------ Entries ------
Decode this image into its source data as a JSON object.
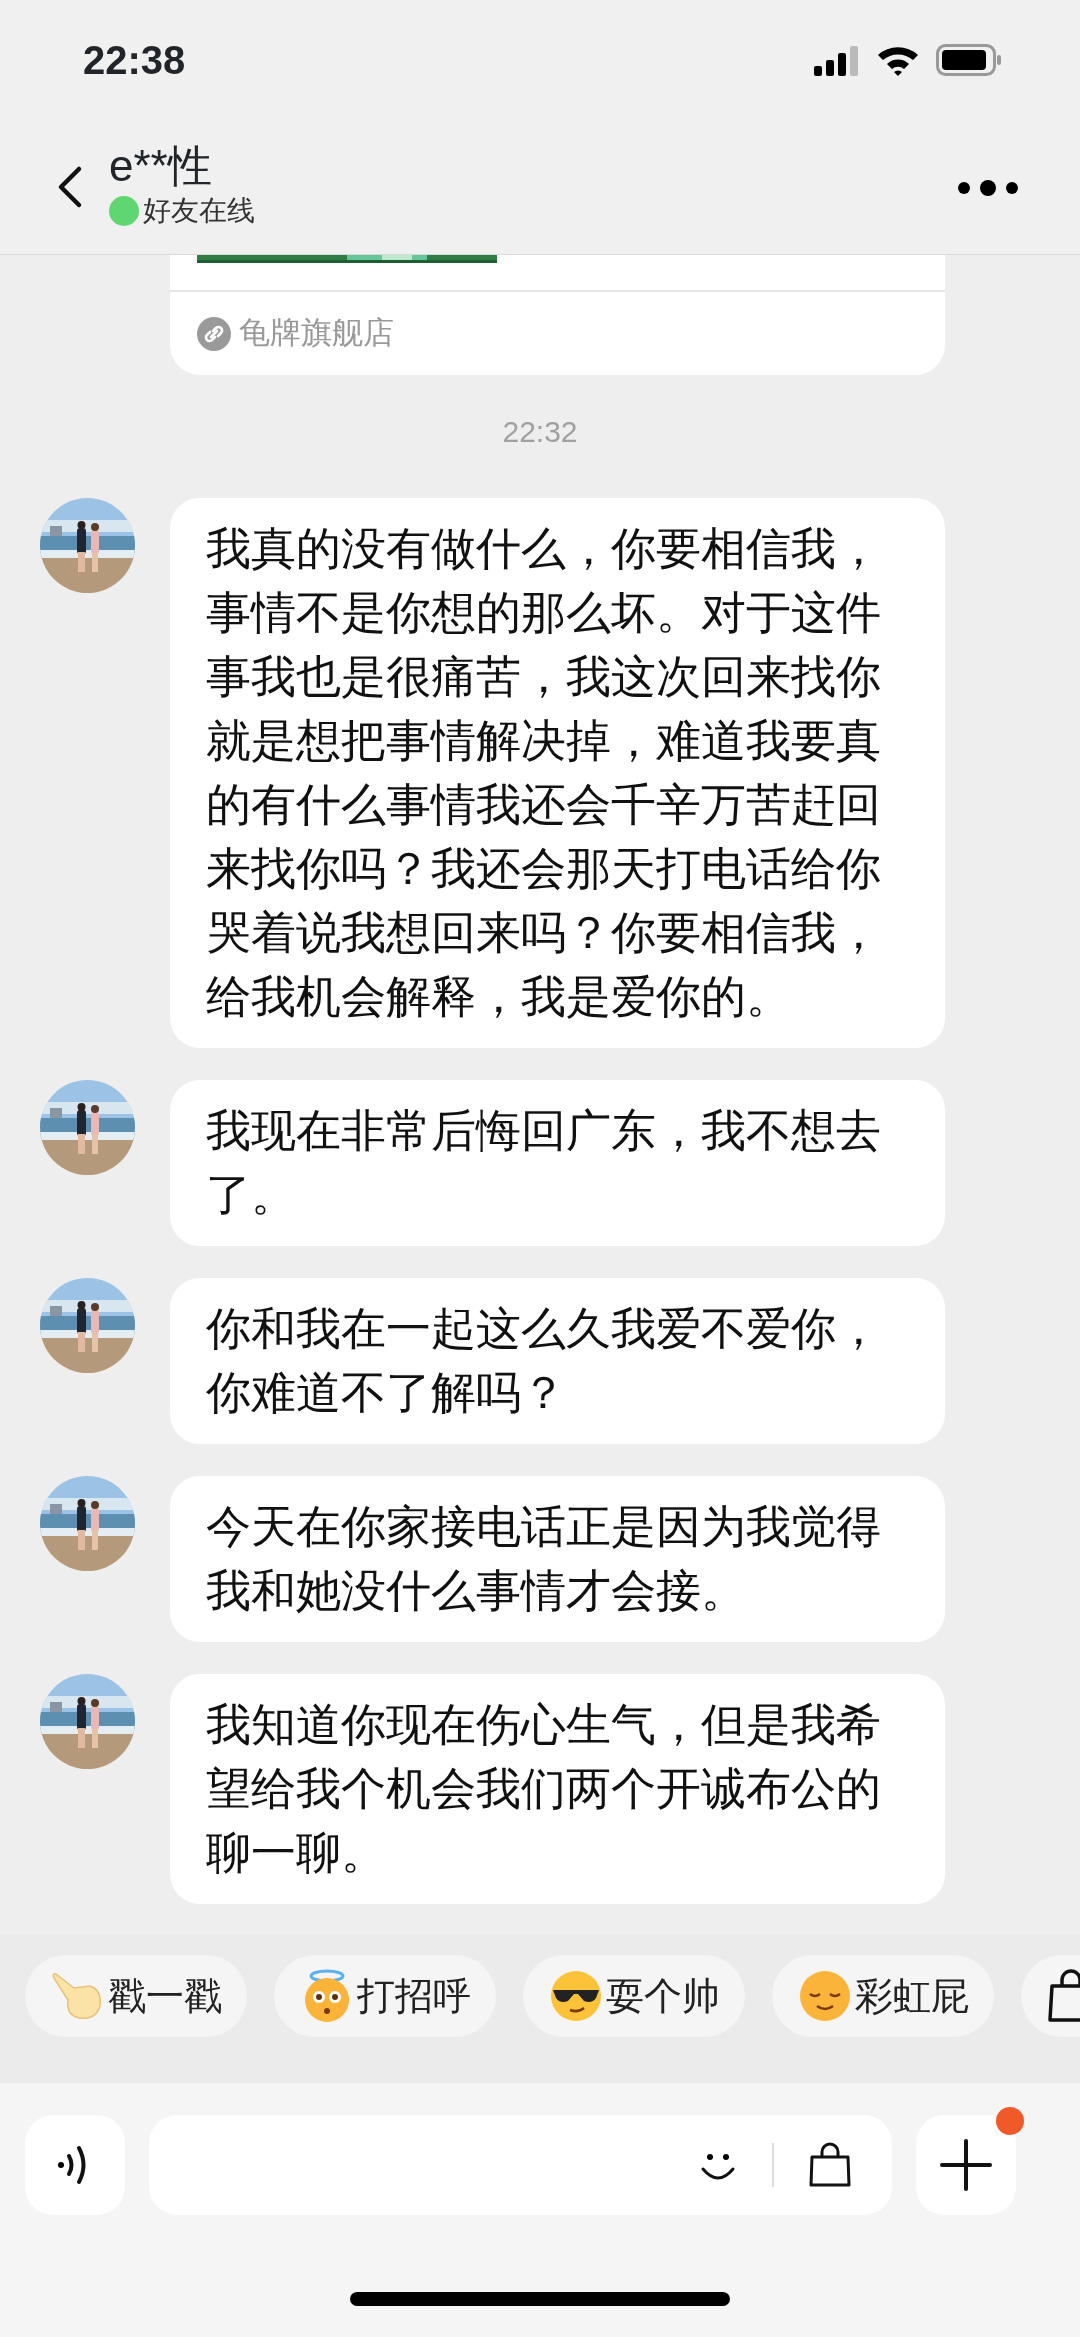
{
  "status_bar": {
    "time": "22:38"
  },
  "header": {
    "title": "e**性",
    "status": "好友在线",
    "online": true
  },
  "product_card": {
    "store": "龟牌旗舰店"
  },
  "timestamp": "22:32",
  "messages": [
    {
      "text": "我真的没有做什么，你要相信我，事情不是你想的那么坏。对于这件事我也是很痛苦，我这次回来找你就是想把事情解决掉，难道我要真的有什么事情我还会千辛万苦赶回来找你吗？我还会那天打电话给你哭着说我想回来吗？你要相信我，给我机会解释，我是爱你的。"
    },
    {
      "text": "我现在非常后悔回广东，我不想去了。"
    },
    {
      "text": "你和我在一起这么久我爱不爱你，你难道不了解吗？"
    },
    {
      "text": "今天在你家接电话正是因为我觉得我和她没什么事情才会接。"
    },
    {
      "text": "我知道你现在伤心生气，但是我希望给我个机会我们两个开诚布公的聊一聊。"
    }
  ],
  "quick_replies": [
    {
      "label": "戳一戳",
      "kind": "poke"
    },
    {
      "label": "打招呼",
      "kind": "greet"
    },
    {
      "label": "耍个帅",
      "kind": "cool"
    },
    {
      "label": "彩虹屁",
      "kind": "praise"
    },
    {
      "kind": "gift"
    }
  ],
  "composer": {
    "badge": true
  }
}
------
__Work to do__.
Return the entries unchanged, save for the pictures, which do not belong in the copy.

__Final answer__.
Decode this image into its source data as a JSON object.
{
  "status_bar": {
    "time": "22:38"
  },
  "header": {
    "title": "e**性",
    "status": "好友在线",
    "online": true
  },
  "product_card": {
    "store": "龟牌旗舰店"
  },
  "timestamp": "22:32",
  "messages": [
    {
      "text": "我真的没有做什么，你要相信我，事情不是你想的那么坏。对于这件事我也是很痛苦，我这次回来找你就是想把事情解决掉，难道我要真的有什么事情我还会千辛万苦赶回来找你吗？我还会那天打电话给你哭着说我想回来吗？你要相信我，给我机会解释，我是爱你的。"
    },
    {
      "text": "我现在非常后悔回广东，我不想去了。"
    },
    {
      "text": "你和我在一起这么久我爱不爱你，你难道不了解吗？"
    },
    {
      "text": "今天在你家接电话正是因为我觉得我和她没什么事情才会接。"
    },
    {
      "text": "我知道你现在伤心生气，但是我希望给我个机会我们两个开诚布公的聊一聊。"
    }
  ],
  "quick_replies": [
    {
      "label": "戳一戳",
      "kind": "poke"
    },
    {
      "label": "打招呼",
      "kind": "greet"
    },
    {
      "label": "耍个帅",
      "kind": "cool"
    },
    {
      "label": "彩虹屁",
      "kind": "praise"
    },
    {
      "kind": "gift"
    }
  ],
  "composer": {
    "badge": true
  }
}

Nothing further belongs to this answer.